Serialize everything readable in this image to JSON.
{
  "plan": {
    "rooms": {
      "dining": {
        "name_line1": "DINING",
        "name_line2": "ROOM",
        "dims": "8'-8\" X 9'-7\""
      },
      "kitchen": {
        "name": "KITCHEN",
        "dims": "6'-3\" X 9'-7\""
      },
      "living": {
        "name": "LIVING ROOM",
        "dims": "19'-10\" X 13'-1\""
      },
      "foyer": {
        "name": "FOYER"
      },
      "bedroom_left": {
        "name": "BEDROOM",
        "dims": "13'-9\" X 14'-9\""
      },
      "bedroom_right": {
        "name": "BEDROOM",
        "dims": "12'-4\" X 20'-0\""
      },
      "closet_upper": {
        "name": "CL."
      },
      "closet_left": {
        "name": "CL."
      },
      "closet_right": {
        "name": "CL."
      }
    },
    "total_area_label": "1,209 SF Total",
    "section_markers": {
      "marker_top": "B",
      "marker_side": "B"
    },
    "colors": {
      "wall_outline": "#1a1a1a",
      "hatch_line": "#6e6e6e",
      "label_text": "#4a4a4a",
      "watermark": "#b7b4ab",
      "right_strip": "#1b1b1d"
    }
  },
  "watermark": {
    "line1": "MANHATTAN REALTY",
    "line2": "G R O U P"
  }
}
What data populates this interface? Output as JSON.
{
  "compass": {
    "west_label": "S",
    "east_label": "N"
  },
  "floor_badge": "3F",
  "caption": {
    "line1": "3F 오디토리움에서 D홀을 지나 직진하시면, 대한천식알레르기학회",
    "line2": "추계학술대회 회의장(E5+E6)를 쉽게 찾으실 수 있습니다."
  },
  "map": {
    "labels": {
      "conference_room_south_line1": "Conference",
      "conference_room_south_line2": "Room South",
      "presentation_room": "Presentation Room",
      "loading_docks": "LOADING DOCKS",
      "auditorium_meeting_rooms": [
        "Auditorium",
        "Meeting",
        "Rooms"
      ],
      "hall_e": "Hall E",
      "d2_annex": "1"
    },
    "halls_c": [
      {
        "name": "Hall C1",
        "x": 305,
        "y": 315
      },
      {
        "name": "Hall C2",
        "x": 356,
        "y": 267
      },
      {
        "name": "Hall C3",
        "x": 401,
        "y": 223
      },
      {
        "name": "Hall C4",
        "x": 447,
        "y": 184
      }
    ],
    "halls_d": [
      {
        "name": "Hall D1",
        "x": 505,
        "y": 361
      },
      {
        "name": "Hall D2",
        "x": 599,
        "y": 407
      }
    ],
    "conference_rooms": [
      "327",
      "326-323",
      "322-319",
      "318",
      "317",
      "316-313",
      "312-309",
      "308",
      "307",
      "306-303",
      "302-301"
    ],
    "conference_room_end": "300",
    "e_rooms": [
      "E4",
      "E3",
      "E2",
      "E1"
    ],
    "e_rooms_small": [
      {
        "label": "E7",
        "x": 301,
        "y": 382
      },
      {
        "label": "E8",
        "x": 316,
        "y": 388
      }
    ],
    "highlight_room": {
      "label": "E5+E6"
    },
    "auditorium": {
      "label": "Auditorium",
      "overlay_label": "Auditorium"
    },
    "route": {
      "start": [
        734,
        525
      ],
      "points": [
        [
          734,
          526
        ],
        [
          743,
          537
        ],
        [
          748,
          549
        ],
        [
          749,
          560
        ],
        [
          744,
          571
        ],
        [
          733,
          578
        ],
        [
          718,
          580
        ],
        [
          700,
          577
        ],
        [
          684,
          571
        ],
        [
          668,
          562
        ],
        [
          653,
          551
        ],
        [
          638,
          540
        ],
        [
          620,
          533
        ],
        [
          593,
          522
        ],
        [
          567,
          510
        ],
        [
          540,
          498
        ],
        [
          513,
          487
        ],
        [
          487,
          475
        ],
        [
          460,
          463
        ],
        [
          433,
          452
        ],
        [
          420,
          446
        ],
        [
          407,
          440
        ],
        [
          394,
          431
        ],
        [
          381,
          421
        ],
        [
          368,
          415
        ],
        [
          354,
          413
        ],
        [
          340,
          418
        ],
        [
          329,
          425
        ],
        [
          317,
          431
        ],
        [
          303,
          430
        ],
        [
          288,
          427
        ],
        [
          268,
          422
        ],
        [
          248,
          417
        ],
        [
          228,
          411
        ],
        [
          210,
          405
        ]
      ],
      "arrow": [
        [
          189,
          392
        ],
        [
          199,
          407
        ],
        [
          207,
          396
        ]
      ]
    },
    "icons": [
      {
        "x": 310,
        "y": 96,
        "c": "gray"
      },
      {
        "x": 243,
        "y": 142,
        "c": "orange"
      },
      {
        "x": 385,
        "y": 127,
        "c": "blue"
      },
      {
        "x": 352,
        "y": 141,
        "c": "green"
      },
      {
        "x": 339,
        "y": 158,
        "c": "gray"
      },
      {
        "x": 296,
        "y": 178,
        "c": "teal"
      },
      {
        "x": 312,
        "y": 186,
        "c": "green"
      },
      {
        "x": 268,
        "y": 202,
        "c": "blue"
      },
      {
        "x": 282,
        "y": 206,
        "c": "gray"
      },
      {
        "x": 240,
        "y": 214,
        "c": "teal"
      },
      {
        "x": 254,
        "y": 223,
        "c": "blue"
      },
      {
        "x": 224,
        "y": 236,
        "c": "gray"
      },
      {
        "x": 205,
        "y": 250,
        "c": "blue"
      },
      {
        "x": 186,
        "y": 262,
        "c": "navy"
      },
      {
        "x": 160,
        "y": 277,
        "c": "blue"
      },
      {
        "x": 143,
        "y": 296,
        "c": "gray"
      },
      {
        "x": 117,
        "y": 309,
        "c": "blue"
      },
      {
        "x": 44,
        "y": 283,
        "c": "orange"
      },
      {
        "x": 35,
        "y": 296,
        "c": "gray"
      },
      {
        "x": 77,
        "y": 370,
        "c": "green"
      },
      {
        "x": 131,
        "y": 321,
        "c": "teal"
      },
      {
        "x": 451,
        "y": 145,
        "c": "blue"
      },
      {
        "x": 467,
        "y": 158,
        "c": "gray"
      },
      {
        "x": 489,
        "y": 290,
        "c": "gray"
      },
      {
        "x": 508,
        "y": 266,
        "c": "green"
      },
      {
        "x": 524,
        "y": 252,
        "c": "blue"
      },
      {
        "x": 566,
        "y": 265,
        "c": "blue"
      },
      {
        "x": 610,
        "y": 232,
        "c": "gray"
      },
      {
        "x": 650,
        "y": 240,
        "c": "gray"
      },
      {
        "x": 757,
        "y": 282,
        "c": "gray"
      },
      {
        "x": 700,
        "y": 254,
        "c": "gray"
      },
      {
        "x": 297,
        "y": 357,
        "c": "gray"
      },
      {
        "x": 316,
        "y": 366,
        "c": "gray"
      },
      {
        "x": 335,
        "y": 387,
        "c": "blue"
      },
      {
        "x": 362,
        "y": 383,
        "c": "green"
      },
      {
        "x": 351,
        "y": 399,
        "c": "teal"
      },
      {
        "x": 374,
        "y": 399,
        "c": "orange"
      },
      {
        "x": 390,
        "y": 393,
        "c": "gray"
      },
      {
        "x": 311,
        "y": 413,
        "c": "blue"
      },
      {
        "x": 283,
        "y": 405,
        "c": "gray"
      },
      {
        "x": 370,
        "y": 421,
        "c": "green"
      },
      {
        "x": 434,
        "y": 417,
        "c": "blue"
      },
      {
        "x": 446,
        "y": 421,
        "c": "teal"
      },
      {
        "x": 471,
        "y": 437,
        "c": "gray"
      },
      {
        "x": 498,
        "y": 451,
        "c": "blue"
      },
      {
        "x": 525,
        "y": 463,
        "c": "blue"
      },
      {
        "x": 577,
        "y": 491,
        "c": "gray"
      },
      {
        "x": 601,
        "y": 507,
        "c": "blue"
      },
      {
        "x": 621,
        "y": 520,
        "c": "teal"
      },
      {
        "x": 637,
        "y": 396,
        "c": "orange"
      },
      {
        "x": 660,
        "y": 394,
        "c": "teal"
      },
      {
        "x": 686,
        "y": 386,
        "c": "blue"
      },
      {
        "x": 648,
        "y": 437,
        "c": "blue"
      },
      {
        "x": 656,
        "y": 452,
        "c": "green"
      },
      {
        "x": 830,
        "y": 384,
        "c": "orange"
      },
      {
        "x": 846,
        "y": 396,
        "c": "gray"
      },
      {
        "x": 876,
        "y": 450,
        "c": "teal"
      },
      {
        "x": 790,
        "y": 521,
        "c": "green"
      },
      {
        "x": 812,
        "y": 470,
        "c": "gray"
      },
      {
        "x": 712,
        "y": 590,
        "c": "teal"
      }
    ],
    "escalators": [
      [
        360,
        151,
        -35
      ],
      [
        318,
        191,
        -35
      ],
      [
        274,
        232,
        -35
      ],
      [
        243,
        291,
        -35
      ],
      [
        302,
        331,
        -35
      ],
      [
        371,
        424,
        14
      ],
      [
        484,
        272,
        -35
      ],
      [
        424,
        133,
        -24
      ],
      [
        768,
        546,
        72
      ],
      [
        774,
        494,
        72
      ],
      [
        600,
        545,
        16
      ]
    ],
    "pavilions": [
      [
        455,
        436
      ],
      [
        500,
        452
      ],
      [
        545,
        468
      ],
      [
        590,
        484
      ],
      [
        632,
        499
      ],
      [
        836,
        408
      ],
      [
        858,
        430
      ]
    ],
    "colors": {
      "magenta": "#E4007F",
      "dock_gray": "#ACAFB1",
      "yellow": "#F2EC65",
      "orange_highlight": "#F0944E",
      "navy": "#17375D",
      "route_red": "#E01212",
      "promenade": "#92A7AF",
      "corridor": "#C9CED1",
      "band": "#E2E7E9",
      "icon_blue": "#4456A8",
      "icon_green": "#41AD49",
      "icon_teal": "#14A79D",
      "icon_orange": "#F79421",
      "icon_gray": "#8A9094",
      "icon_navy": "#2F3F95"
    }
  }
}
--
Pull out all lines in the data above that include "dims".

        "dims": "8'-8\" X 9'-7\""
        "dims": "6'-3\" X 9'-7\""
        "dims": "19'-10\" X 13'-1\""
        "dims": "13'-9\" X 14'-9\""
        "dims": "12'-4\" X 20'-0\""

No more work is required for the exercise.